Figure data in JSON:
-- BEGIN --

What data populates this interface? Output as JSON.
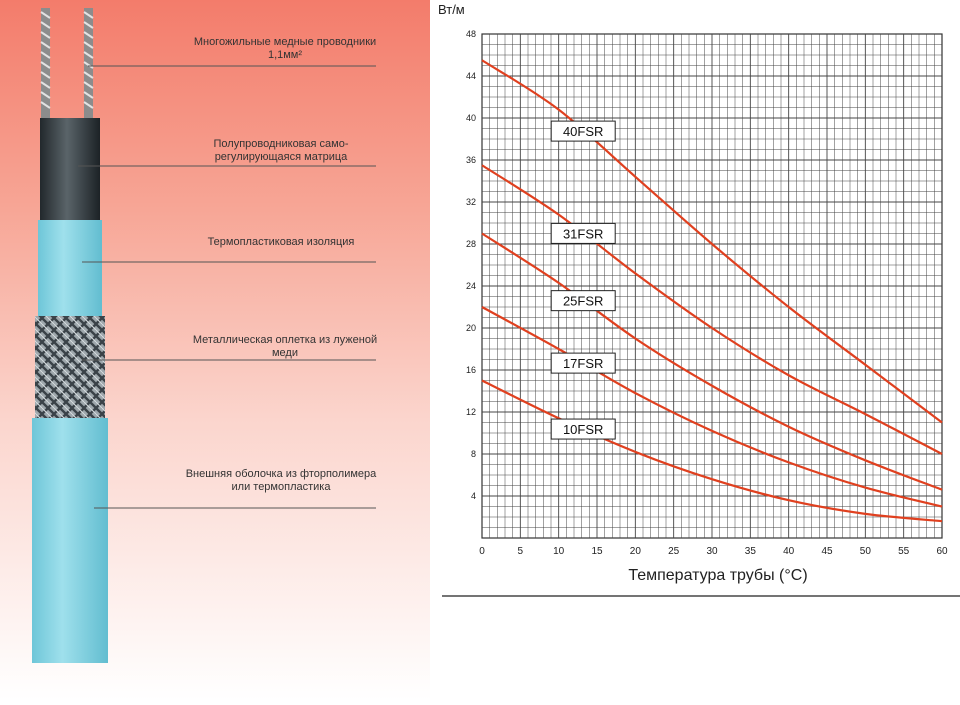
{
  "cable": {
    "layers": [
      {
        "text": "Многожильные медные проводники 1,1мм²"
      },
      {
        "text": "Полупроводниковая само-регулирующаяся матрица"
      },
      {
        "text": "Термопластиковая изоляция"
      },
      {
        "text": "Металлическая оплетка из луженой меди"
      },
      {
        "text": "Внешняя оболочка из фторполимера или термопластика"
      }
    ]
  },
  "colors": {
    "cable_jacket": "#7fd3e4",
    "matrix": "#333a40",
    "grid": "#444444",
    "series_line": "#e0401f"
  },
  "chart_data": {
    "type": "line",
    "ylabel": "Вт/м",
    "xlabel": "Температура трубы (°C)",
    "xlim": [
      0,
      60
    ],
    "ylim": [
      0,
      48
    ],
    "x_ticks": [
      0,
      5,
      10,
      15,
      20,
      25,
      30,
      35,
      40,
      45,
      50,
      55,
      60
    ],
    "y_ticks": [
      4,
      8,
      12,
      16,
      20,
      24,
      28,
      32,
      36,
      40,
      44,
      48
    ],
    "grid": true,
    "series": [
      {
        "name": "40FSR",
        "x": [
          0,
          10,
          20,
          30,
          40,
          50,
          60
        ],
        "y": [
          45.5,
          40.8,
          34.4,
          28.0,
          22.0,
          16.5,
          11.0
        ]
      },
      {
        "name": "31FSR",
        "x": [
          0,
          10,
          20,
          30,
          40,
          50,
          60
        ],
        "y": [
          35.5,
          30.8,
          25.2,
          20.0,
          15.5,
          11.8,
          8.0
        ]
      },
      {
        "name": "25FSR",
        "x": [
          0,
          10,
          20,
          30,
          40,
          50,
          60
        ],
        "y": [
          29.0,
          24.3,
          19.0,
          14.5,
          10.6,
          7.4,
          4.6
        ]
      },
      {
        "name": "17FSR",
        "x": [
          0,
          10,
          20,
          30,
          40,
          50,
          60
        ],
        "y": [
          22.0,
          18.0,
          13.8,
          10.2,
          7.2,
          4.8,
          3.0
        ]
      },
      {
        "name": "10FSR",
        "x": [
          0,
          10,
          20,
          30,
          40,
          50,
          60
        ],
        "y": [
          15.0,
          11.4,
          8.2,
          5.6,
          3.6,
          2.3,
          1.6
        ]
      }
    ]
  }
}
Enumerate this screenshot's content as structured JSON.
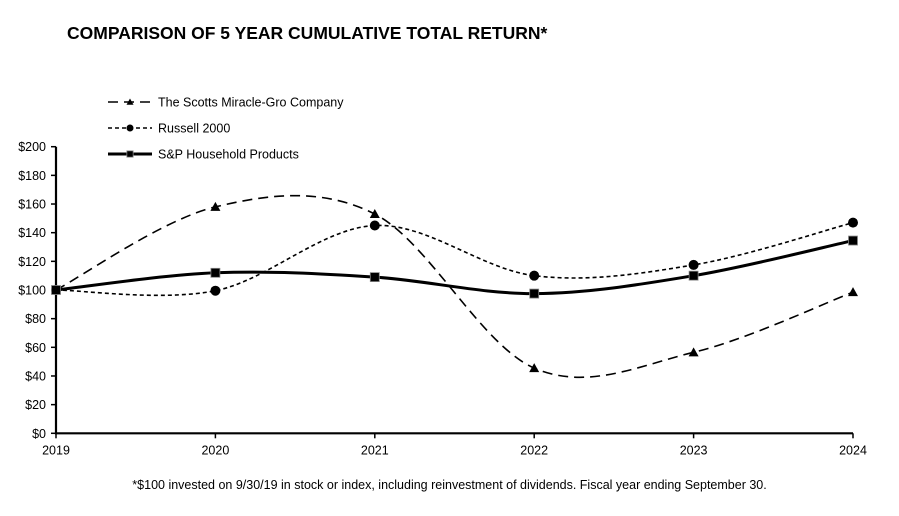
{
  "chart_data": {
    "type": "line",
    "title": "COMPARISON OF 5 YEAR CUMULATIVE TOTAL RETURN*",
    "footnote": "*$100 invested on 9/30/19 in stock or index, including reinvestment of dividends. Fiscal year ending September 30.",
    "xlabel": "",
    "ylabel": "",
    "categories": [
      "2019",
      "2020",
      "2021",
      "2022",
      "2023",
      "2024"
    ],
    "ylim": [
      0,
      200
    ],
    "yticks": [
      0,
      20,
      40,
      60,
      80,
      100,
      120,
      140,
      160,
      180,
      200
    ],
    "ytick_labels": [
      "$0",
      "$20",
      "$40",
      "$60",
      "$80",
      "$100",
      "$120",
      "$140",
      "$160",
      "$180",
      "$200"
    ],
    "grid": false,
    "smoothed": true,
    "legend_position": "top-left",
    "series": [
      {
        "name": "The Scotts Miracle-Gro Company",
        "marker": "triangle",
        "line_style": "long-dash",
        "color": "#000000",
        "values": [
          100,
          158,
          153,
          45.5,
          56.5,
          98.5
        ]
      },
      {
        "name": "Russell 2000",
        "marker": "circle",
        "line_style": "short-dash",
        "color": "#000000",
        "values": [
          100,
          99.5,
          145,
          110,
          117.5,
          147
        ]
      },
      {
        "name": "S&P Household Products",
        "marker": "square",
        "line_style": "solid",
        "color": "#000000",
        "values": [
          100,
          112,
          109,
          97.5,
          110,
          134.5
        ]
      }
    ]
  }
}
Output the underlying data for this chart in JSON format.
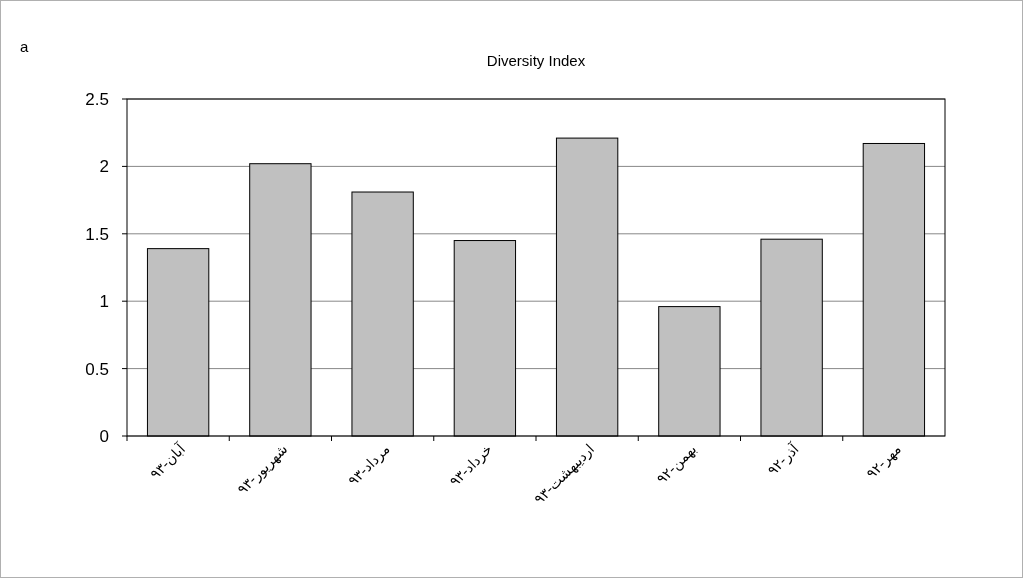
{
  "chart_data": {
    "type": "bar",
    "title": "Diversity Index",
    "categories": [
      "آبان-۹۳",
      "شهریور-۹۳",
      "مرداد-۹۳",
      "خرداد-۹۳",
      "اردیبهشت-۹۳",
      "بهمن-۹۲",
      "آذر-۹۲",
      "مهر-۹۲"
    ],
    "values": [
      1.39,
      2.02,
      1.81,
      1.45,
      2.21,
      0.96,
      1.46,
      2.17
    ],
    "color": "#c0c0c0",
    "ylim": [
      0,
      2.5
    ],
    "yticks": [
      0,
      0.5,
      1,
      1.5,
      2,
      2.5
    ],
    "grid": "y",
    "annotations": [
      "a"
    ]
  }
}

-- END --

GOAL:
Reproduce exactly, without any picture, the lines from the one bearing "Output the underlying" to the last line of the records above.

SOLUTION TO THIS PROBLEM:
Output the underlying data for this chart in JSON format.
{
  "chart_data": {
    "type": "bar",
    "title": "Diversity Index",
    "categories": [
      "آبان-۹۳",
      "شهریور-۹۳",
      "مرداد-۹۳",
      "خرداد-۹۳",
      "اردیبهشت-۹۳",
      "بهمن-۹۲",
      "آذر-۹۲",
      "مهر-۹۲"
    ],
    "values": [
      1.39,
      2.02,
      1.81,
      1.45,
      2.21,
      0.96,
      1.46,
      2.17
    ],
    "color": "#c0c0c0",
    "ylim": [
      0,
      2.5
    ],
    "yticks": [
      0,
      0.5,
      1,
      1.5,
      2,
      2.5
    ],
    "grid": "y",
    "annotations": [
      "a"
    ]
  }
}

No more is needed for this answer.